Write the material out again exactly.

** Start Data records **

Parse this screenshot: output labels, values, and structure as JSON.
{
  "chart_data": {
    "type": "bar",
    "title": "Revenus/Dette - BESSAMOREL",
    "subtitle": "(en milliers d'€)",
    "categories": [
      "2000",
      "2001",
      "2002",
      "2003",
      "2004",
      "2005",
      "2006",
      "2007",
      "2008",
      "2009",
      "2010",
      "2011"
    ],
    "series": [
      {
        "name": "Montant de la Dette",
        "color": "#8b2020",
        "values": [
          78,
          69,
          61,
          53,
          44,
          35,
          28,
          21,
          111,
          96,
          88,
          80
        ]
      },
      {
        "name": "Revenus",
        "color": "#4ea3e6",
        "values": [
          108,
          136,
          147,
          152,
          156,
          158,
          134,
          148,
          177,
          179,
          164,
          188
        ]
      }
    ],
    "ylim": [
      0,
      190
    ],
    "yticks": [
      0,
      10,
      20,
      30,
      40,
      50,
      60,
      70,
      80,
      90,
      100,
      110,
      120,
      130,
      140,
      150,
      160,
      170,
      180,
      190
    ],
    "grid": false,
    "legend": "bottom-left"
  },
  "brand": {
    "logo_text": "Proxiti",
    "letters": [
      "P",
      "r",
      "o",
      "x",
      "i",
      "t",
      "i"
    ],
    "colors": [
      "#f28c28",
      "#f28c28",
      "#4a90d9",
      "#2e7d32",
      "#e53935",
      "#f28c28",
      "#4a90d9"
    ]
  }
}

** End Data records **

◆ Answer for this exercise:
Parse this screenshot: output labels, values, and structure as JSON.
{
  "chart_data": {
    "type": "bar",
    "title": "Revenus/Dette - BESSAMOREL",
    "subtitle": "(en milliers d'€)",
    "categories": [
      "2000",
      "2001",
      "2002",
      "2003",
      "2004",
      "2005",
      "2006",
      "2007",
      "2008",
      "2009",
      "2010",
      "2011"
    ],
    "series": [
      {
        "name": "Montant de la Dette",
        "color": "#8b2020",
        "values": [
          78,
          69,
          61,
          53,
          44,
          35,
          28,
          21,
          111,
          96,
          88,
          80
        ]
      },
      {
        "name": "Revenus",
        "color": "#4ea3e6",
        "values": [
          108,
          136,
          147,
          152,
          156,
          158,
          134,
          148,
          177,
          179,
          164,
          188
        ]
      }
    ],
    "ylim": [
      0,
      190
    ],
    "yticks": [
      0,
      10,
      20,
      30,
      40,
      50,
      60,
      70,
      80,
      90,
      100,
      110,
      120,
      130,
      140,
      150,
      160,
      170,
      180,
      190
    ],
    "grid": false,
    "legend": "bottom-left"
  },
  "brand": {
    "logo_text": "Proxiti",
    "letters": [
      "P",
      "r",
      "o",
      "x",
      "i",
      "t",
      "i"
    ],
    "colors": [
      "#f28c28",
      "#f28c28",
      "#4a90d9",
      "#2e7d32",
      "#e53935",
      "#f28c28",
      "#4a90d9"
    ]
  }
}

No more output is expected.